**TASK GOAL**
Make an exact copy of the records, dropping all pictures.

**DATASET ROWS**
## BEGIN

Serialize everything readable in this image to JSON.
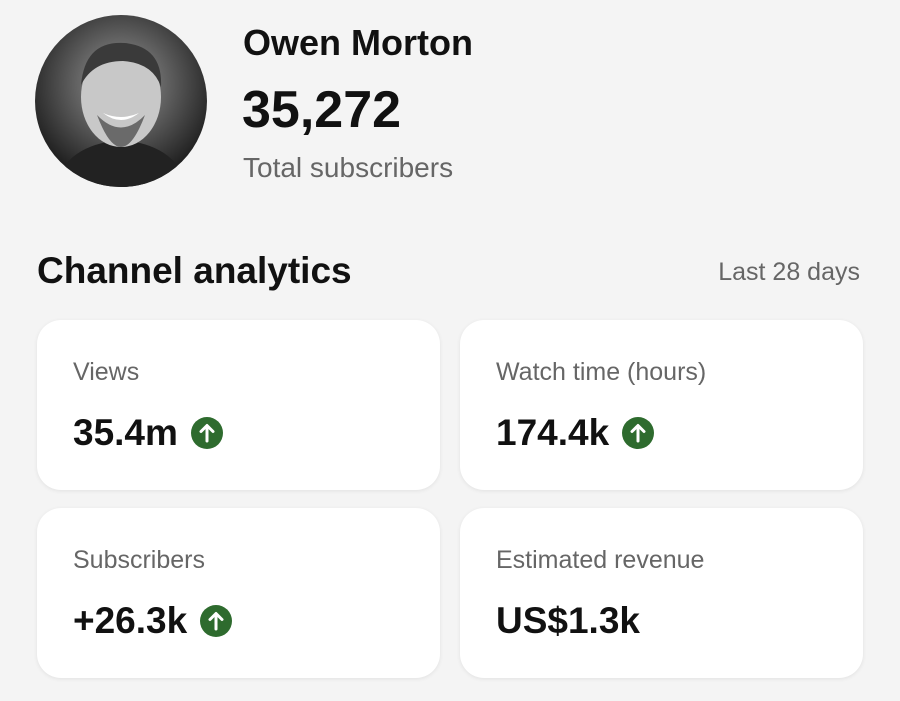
{
  "profile": {
    "name": "Owen Morton",
    "subscribers": "35,272",
    "subscribers_label": "Total subscribers"
  },
  "section": {
    "title": "Channel analytics",
    "period": "Last 28 days"
  },
  "cards": [
    {
      "label": "Views",
      "value": "35.4m",
      "trend": "up"
    },
    {
      "label": "Watch time (hours)",
      "value": "174.4k",
      "trend": "up"
    },
    {
      "label": "Subscribers",
      "value": "+26.3k",
      "trend": "up"
    },
    {
      "label": "Estimated revenue",
      "value": "US$1.3k"
    }
  ]
}
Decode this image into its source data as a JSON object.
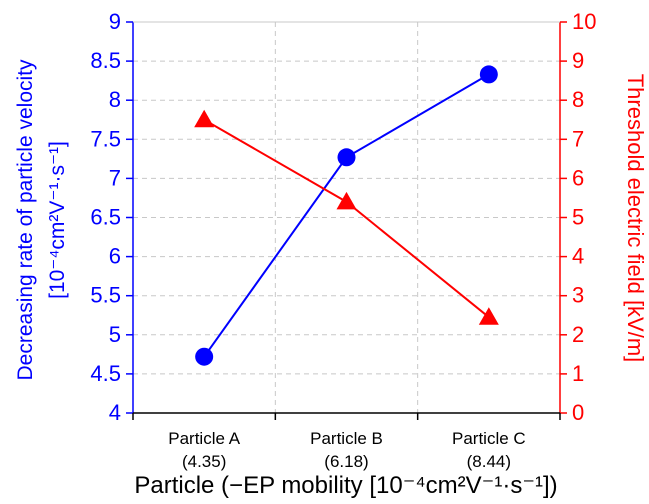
{
  "chart_data": {
    "type": "line",
    "categories": [
      "Particle A",
      "Particle B",
      "Particle C"
    ],
    "category_values": [
      "(4.35)",
      "(6.18)",
      "(8.44)"
    ],
    "xlabel": "Particle (−EP mobility [10⁻⁴cm²V⁻¹·s⁻¹])",
    "ylabel_left": {
      "line1": "Decreasing rate of particle velocity",
      "line2": "[10⁻⁴cm²V⁻¹·s⁻¹]"
    },
    "ylabel_right": "Threshold electric field [kV/m]",
    "ylim_left": [
      4,
      9
    ],
    "ylim_right": [
      0,
      10
    ],
    "yticks_left": [
      "4",
      "4.5",
      "5",
      "5.5",
      "6",
      "6.5",
      "7",
      "7.5",
      "8",
      "8.5",
      "9"
    ],
    "yticks_right": [
      "0",
      "1",
      "2",
      "3",
      "4",
      "5",
      "6",
      "7",
      "8",
      "9",
      "10"
    ],
    "grid": true,
    "series": [
      {
        "axis": "left",
        "color": "#0000ff",
        "marker": "circle",
        "values": [
          4.72,
          7.27,
          8.33
        ]
      },
      {
        "axis": "right",
        "color": "#ff0000",
        "marker": "triangle",
        "values": [
          7.5,
          5.4,
          2.45
        ]
      }
    ]
  }
}
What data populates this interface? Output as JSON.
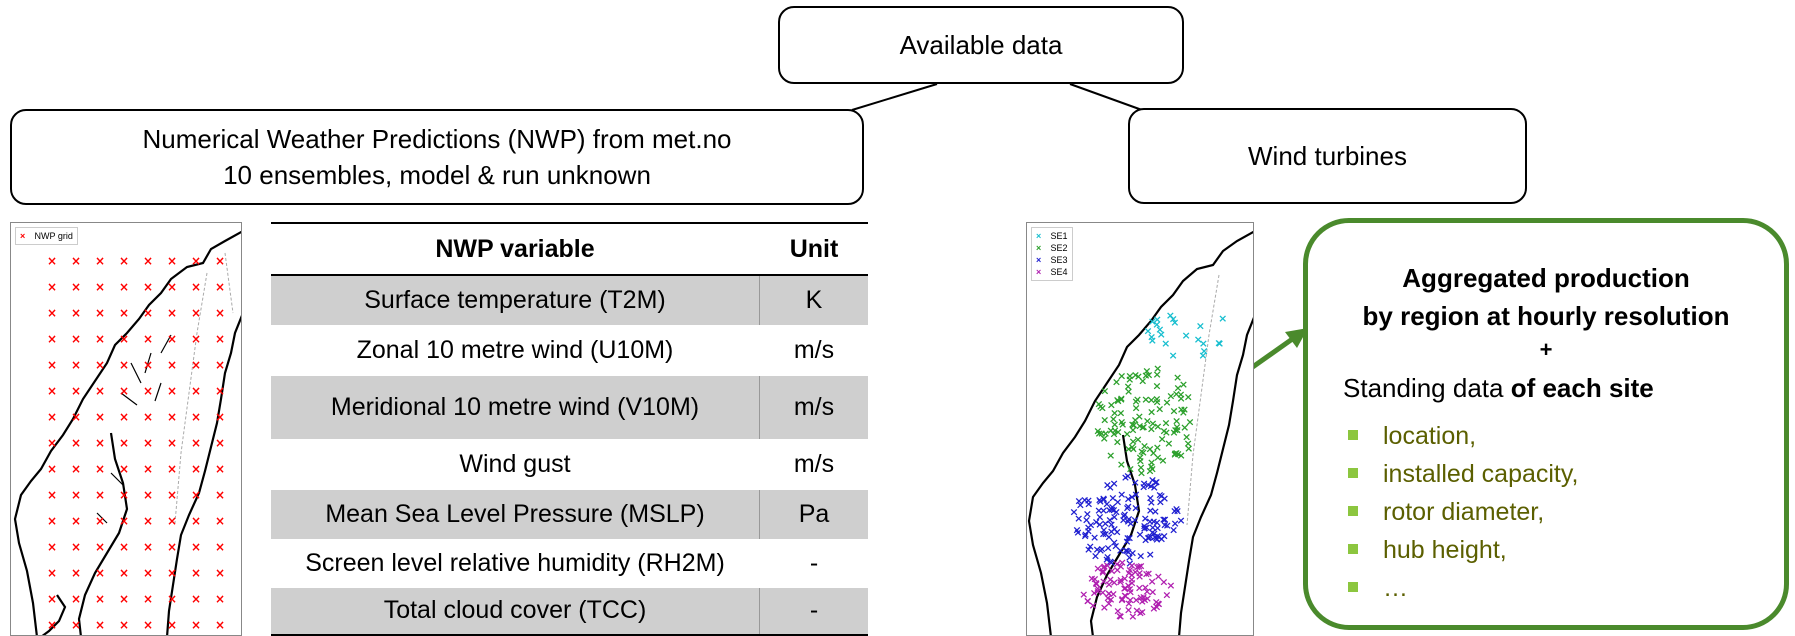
{
  "top_box": {
    "label": "Available data"
  },
  "nwp_box": {
    "line1": "Numerical Weather Predictions (NWP) from met.no",
    "line2": "10 ensembles, model & run unknown"
  },
  "wind_box": {
    "label": "Wind turbines"
  },
  "nwp_map": {
    "legend": [
      {
        "marker": "×",
        "label": "NWP grid",
        "color": "#ff0000"
      }
    ]
  },
  "variables_table": {
    "headers": {
      "variable": "NWP variable",
      "unit": "Unit"
    },
    "rows": [
      {
        "variable": "Surface temperature (T2M)",
        "unit": "K",
        "shaded": true
      },
      {
        "variable": "Zonal 10 metre wind (U10M)",
        "unit": "m/s",
        "shaded": false
      },
      {
        "variable": "Meridional 10 metre wind (V10M)",
        "unit": "m/s",
        "shaded": true
      },
      {
        "variable": "Wind gust",
        "unit": "m/s",
        "shaded": false
      },
      {
        "variable": "Mean Sea Level Pressure (MSLP)",
        "unit": "Pa",
        "shaded": true
      },
      {
        "variable": "Screen level relative humidity (RH2M)",
        "unit": "-",
        "shaded": false
      },
      {
        "variable": "Total cloud cover (TCC)",
        "unit": "-",
        "shaded": true
      }
    ]
  },
  "sites_map": {
    "legend": [
      {
        "marker": "×",
        "label": "SE1",
        "color": "#17becf"
      },
      {
        "marker": "×",
        "label": "SE2",
        "color": "#2ca02c"
      },
      {
        "marker": "×",
        "label": "SE3",
        "color": "#1f1fd0"
      },
      {
        "marker": "×",
        "label": "SE4",
        "color": "#b01fb0"
      }
    ]
  },
  "production_box": {
    "title_line1": "Aggregated production",
    "title_line2": "by region at hourly resolution",
    "plus": "+",
    "standing_prefix": "Standing data ",
    "standing_bold": "of each site",
    "properties": [
      "location,",
      "installed capacity,",
      "rotor diameter,",
      "hub height,",
      "…"
    ],
    "accent_color": "#4a8a2c",
    "bullet_color": "#8cc63f",
    "text_color": "#5b5f00"
  }
}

## END

**OUTPUT FOR THIS EXERCISE**
Serialize everything readable in this image to JSON.
{
  "profile": {
    "name": "Owen Morton",
    "subscribers": "35,272",
    "subscribers_label": "Total subscribers"
  },
  "section": {
    "title": "Channel analytics",
    "period": "Last 28 days"
  },
  "cards": [
    {
      "label": "Views",
      "value": "35.4m",
      "trend": "up"
    },
    {
      "label": "Watch time (hours)",
      "value": "174.4k",
      "trend": "up"
    },
    {
      "label": "Subscribers",
      "value": "+26.3k",
      "trend": "up"
    },
    {
      "label": "Estimated revenue",
      "value": "US$1.3k"
    }
  ]
}
Decode this image into its source data as a JSON object.
{
  "chart_data": {
    "type": "line",
    "categories": [
      "Particle A",
      "Particle B",
      "Particle C"
    ],
    "category_values": [
      "(4.35)",
      "(6.18)",
      "(8.44)"
    ],
    "xlabel": "Particle (−EP mobility [10⁻⁴cm²V⁻¹·s⁻¹])",
    "ylabel_left": {
      "line1": "Decreasing rate of particle velocity",
      "line2": "[10⁻⁴cm²V⁻¹·s⁻¹]"
    },
    "ylabel_right": "Threshold electric field [kV/m]",
    "ylim_left": [
      4,
      9
    ],
    "ylim_right": [
      0,
      10
    ],
    "yticks_left": [
      "4",
      "4.5",
      "5",
      "5.5",
      "6",
      "6.5",
      "7",
      "7.5",
      "8",
      "8.5",
      "9"
    ],
    "yticks_right": [
      "0",
      "1",
      "2",
      "3",
      "4",
      "5",
      "6",
      "7",
      "8",
      "9",
      "10"
    ],
    "grid": true,
    "series": [
      {
        "axis": "left",
        "color": "#0000ff",
        "marker": "circle",
        "values": [
          4.72,
          7.27,
          8.33
        ]
      },
      {
        "axis": "right",
        "color": "#ff0000",
        "marker": "triangle",
        "values": [
          7.5,
          5.4,
          2.45
        ]
      }
    ]
  }
}
What data populates this interface? Output as JSON.
{
  "top_box": {
    "label": "Available data"
  },
  "nwp_box": {
    "line1": "Numerical Weather Predictions (NWP) from met.no",
    "line2": "10 ensembles, model & run unknown"
  },
  "wind_box": {
    "label": "Wind turbines"
  },
  "nwp_map": {
    "legend": [
      {
        "marker": "×",
        "label": "NWP grid",
        "color": "#ff0000"
      }
    ]
  },
  "variables_table": {
    "headers": {
      "variable": "NWP variable",
      "unit": "Unit"
    },
    "rows": [
      {
        "variable": "Surface temperature (T2M)",
        "unit": "K",
        "shaded": true
      },
      {
        "variable": "Zonal 10 metre wind (U10M)",
        "unit": "m/s",
        "shaded": false
      },
      {
        "variable": "Meridional 10 metre wind (V10M)",
        "unit": "m/s",
        "shaded": true
      },
      {
        "variable": "Wind gust",
        "unit": "m/s",
        "shaded": false
      },
      {
        "variable": "Mean Sea Level Pressure (MSLP)",
        "unit": "Pa",
        "shaded": true
      },
      {
        "variable": "Screen level relative humidity (RH2M)",
        "unit": "-",
        "shaded": false
      },
      {
        "variable": "Total cloud cover (TCC)",
        "unit": "-",
        "shaded": true
      }
    ]
  },
  "sites_map": {
    "legend": [
      {
        "marker": "×",
        "label": "SE1",
        "color": "#17becf"
      },
      {
        "marker": "×",
        "label": "SE2",
        "color": "#2ca02c"
      },
      {
        "marker": "×",
        "label": "SE3",
        "color": "#1f1fd0"
      },
      {
        "marker": "×",
        "label": "SE4",
        "color": "#b01fb0"
      }
    ]
  },
  "production_box": {
    "title_line1": "Aggregated production",
    "title_line2": "by region at hourly resolution",
    "plus": "+",
    "standing_prefix": "Standing data ",
    "standing_bold": "of each site",
    "properties": [
      "location,",
      "installed capacity,",
      "rotor diameter,",
      "hub height,",
      "…"
    ],
    "accent_color": "#4a8a2c",
    "bullet_color": "#8cc63f",
    "text_color": "#5b5f00"
  }
}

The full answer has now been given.